** Directions **
For this exercise, repeat the records below exactly and omit every picture.
(Beginning of Record excerpts)
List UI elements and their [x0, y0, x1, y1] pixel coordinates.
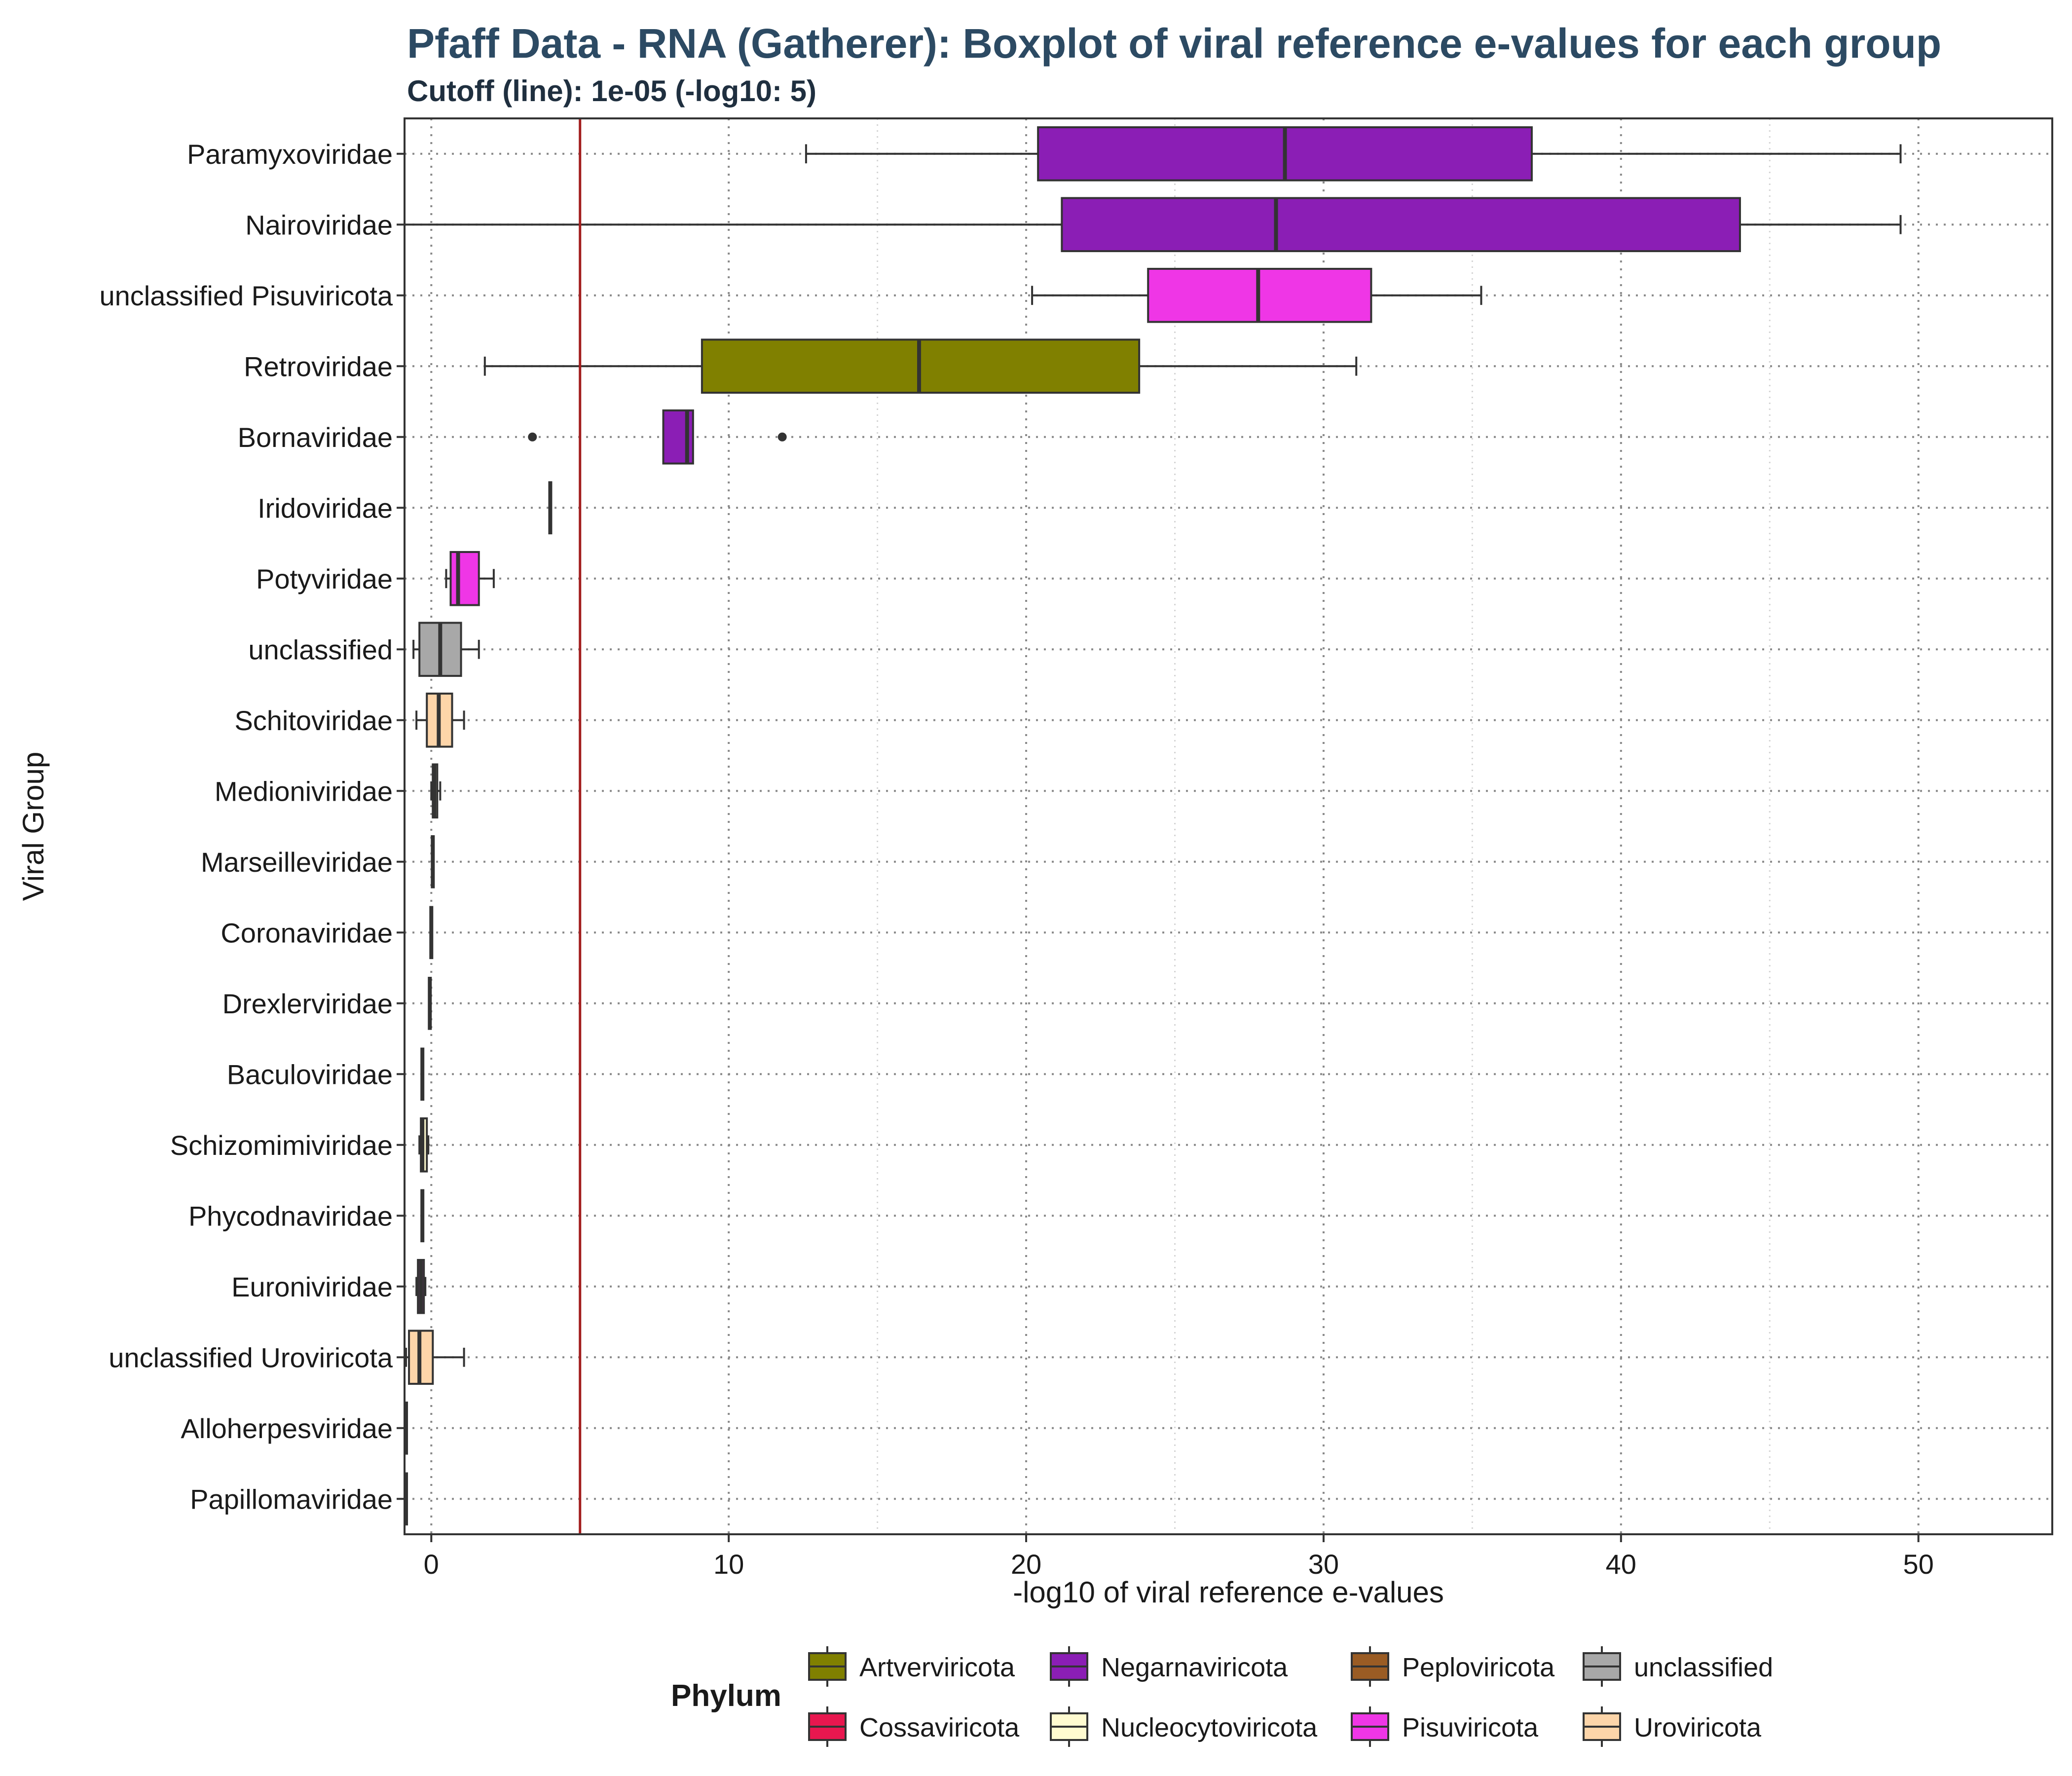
legend-label: Negarnaviricota [1101, 1653, 1288, 1682]
x-tick-label: 10 [713, 1549, 744, 1580]
legend-label: Peploviricota [1402, 1653, 1555, 1682]
y-tick-label: Bornaviridae [238, 422, 393, 453]
box-potyviridae [449, 551, 480, 606]
y-tick-label: Baculoviridae [227, 1059, 393, 1090]
y-tick-label: unclassified Uroviricota [109, 1342, 393, 1373]
plot-panel-border [404, 117, 2053, 1535]
y-tick-label: Paramyxoviridae [187, 139, 393, 170]
y-tick-label: Schizomimiviridae [170, 1130, 393, 1161]
y-tick-label: Potyviridae [256, 563, 393, 594]
y-tick-label: Nairoviridae [245, 209, 393, 240]
x-tick-label: 0 [424, 1549, 439, 1580]
box-nairoviridae [1061, 197, 1741, 253]
y-tick-label: Papillomaviridae [190, 1483, 393, 1515]
legend-label: Artverviricota [859, 1653, 1015, 1682]
x-tick-label: 30 [1308, 1549, 1339, 1580]
legend-title: Phylum [671, 1679, 781, 1713]
y-axis-title: Viral Group [17, 752, 50, 901]
outlier-point [528, 432, 537, 442]
x-tick-label: 40 [1606, 1549, 1636, 1580]
y-tick-label: unclassified Pisuviricota [100, 280, 393, 311]
y-tick-label: Retroviridae [244, 351, 393, 382]
x-tick-label: 20 [1011, 1549, 1041, 1580]
legend-label: Nucleocytoviricota [1101, 1713, 1318, 1742]
y-tick-label: Coronaviridae [221, 917, 393, 948]
chart-title: Pfaff Data - RNA (Gatherer): Boxplot of … [407, 20, 1942, 67]
x-axis-title: -log10 of viral reference e-values [1013, 1576, 1444, 1609]
y-tick-label: Schitoviridae [234, 705, 393, 736]
legend-label: Cossaviricota [859, 1713, 1020, 1742]
y-tick-label: Drexlerviridae [222, 988, 393, 1019]
y-tick-label: Iridoviridae [258, 492, 393, 523]
y-tick-label: unclassified [248, 634, 393, 665]
chart-subtitle: Cutoff (line): 1e-05 (-log10: 5) [407, 74, 817, 108]
x-tick-label: 50 [1903, 1549, 1934, 1580]
y-tick-label: Euroniviridae [231, 1271, 393, 1302]
legend-label: Uroviricota [1634, 1713, 1762, 1742]
y-tick-label: Phycodnaviridae [188, 1200, 393, 1231]
y-tick-label: Medioniviridae [215, 776, 393, 807]
y-tick-label: Marseilleviridae [201, 847, 393, 878]
y-tick-label: Alloherpesviridae [181, 1413, 393, 1444]
legend-label: unclassified [1634, 1653, 1773, 1682]
legend-label: Pisuviricota [1402, 1713, 1539, 1742]
outlier-point [777, 432, 787, 442]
(End of Record excerpts)
** Output of the exercise **
List UI elements and their [x0, y0, x1, y1] pixel coordinates.
legend-label: Negarnaviricota [1101, 1653, 1288, 1682]
x-tick-label: 10 [713, 1549, 744, 1580]
legend-label: Peploviricota [1402, 1653, 1555, 1682]
y-tick-label: Bornaviridae [238, 422, 393, 453]
box-potyviridae [449, 551, 480, 606]
y-tick-label: Baculoviridae [227, 1059, 393, 1090]
y-tick-label: unclassified Uroviricota [109, 1342, 393, 1373]
plot-panel-border [404, 117, 2053, 1535]
y-tick-label: Paramyxoviridae [187, 139, 393, 170]
y-tick-label: Schizomimiviridae [170, 1130, 393, 1161]
y-tick-label: Potyviridae [256, 563, 393, 594]
y-tick-label: Nairoviridae [245, 209, 393, 240]
x-tick-label: 0 [424, 1549, 439, 1580]
box-nairoviridae [1061, 197, 1741, 253]
y-tick-label: Papillomaviridae [190, 1483, 393, 1515]
legend-label: Artverviricota [859, 1653, 1015, 1682]
x-tick-label: 30 [1308, 1549, 1339, 1580]
legend-title: Phylum [671, 1679, 781, 1713]
y-axis-title: Viral Group [17, 752, 50, 901]
outlier-point [528, 432, 537, 442]
x-tick-label: 40 [1606, 1549, 1636, 1580]
y-tick-label: unclassified Pisuviricota [100, 280, 393, 311]
y-tick-label: Retroviridae [244, 351, 393, 382]
x-tick-label: 20 [1011, 1549, 1041, 1580]
legend-label: Nucleocytoviricota [1101, 1713, 1318, 1742]
y-tick-label: Coronaviridae [221, 917, 393, 948]
chart-title: Pfaff Data - RNA (Gatherer): Boxplot of … [407, 20, 1942, 67]
x-axis-title: -log10 of viral reference e-values [1013, 1576, 1444, 1609]
y-tick-label: Schitoviridae [234, 705, 393, 736]
legend-label: Cossaviricota [859, 1713, 1020, 1742]
y-tick-label: Drexlerviridae [222, 988, 393, 1019]
y-tick-label: Iridoviridae [258, 492, 393, 523]
y-tick-label: unclassified [248, 634, 393, 665]
chart-subtitle: Cutoff (line): 1e-05 (-log10: 5) [407, 74, 817, 108]
x-tick-label: 50 [1903, 1549, 1934, 1580]
y-tick-label: Euroniviridae [231, 1271, 393, 1302]
legend-label: Uroviricota [1634, 1713, 1762, 1742]
y-tick-label: Phycodnaviridae [188, 1200, 393, 1231]
y-tick-label: Medioniviridae [215, 776, 393, 807]
y-tick-label: Marseilleviridae [201, 847, 393, 878]
y-tick-label: Alloherpesviridae [181, 1413, 393, 1444]
legend-label: unclassified [1634, 1653, 1773, 1682]
legend-label: Pisuviricota [1402, 1713, 1539, 1742]
outlier-point [777, 432, 787, 442]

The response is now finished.